• **What to do**: Comb the records below for the string "Prediction" and copy each line where it turns up.

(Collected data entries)
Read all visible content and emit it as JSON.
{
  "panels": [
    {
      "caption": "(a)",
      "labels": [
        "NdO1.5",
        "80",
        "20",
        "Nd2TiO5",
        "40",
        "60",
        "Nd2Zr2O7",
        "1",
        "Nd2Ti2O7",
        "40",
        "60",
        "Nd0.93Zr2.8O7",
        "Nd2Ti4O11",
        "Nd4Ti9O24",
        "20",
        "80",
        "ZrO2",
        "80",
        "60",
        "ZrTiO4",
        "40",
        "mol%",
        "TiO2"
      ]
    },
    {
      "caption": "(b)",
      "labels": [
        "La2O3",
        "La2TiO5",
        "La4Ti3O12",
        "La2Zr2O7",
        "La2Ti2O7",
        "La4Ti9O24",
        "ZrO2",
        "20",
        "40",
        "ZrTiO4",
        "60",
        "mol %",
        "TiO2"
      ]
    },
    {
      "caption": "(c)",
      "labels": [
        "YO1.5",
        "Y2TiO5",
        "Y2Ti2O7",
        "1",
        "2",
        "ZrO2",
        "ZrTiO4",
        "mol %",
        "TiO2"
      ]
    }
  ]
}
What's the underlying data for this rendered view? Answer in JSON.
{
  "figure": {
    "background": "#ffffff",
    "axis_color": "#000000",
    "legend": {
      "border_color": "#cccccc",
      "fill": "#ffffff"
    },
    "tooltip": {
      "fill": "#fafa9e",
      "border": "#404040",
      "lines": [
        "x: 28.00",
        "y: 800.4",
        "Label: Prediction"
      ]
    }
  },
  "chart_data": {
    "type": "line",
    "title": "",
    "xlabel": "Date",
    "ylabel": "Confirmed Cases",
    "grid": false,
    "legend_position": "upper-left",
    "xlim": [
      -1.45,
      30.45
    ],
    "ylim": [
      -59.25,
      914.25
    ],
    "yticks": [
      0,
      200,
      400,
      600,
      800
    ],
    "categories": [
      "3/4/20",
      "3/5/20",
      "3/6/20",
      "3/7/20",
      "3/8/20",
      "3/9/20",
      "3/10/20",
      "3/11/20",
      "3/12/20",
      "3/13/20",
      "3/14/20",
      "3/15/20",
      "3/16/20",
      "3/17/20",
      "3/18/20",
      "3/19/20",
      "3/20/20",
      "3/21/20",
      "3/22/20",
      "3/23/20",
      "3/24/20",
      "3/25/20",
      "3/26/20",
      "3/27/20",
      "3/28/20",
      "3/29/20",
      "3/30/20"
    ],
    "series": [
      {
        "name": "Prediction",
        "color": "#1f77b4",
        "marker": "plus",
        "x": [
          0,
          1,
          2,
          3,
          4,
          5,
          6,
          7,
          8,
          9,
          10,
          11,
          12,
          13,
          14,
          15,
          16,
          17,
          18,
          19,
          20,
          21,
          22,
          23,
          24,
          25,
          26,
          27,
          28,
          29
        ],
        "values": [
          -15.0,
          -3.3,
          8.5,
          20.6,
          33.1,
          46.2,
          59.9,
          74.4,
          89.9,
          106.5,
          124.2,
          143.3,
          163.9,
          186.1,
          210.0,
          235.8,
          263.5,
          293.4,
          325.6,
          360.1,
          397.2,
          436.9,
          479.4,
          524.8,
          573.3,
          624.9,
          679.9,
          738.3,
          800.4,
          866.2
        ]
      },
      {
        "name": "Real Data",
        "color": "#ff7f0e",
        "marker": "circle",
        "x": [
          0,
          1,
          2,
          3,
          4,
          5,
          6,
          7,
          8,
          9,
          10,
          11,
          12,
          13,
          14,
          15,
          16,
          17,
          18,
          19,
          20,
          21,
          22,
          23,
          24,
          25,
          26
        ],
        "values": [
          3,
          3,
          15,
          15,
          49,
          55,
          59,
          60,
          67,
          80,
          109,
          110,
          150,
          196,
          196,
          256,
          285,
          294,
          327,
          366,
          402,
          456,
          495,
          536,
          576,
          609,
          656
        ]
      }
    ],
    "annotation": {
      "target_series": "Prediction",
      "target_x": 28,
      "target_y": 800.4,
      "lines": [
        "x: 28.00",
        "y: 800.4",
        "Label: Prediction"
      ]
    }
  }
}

• **Written reply**:
        "Label: Prediction"
        "name": "Prediction",
      "target_series": "Prediction",
        "Label: Prediction"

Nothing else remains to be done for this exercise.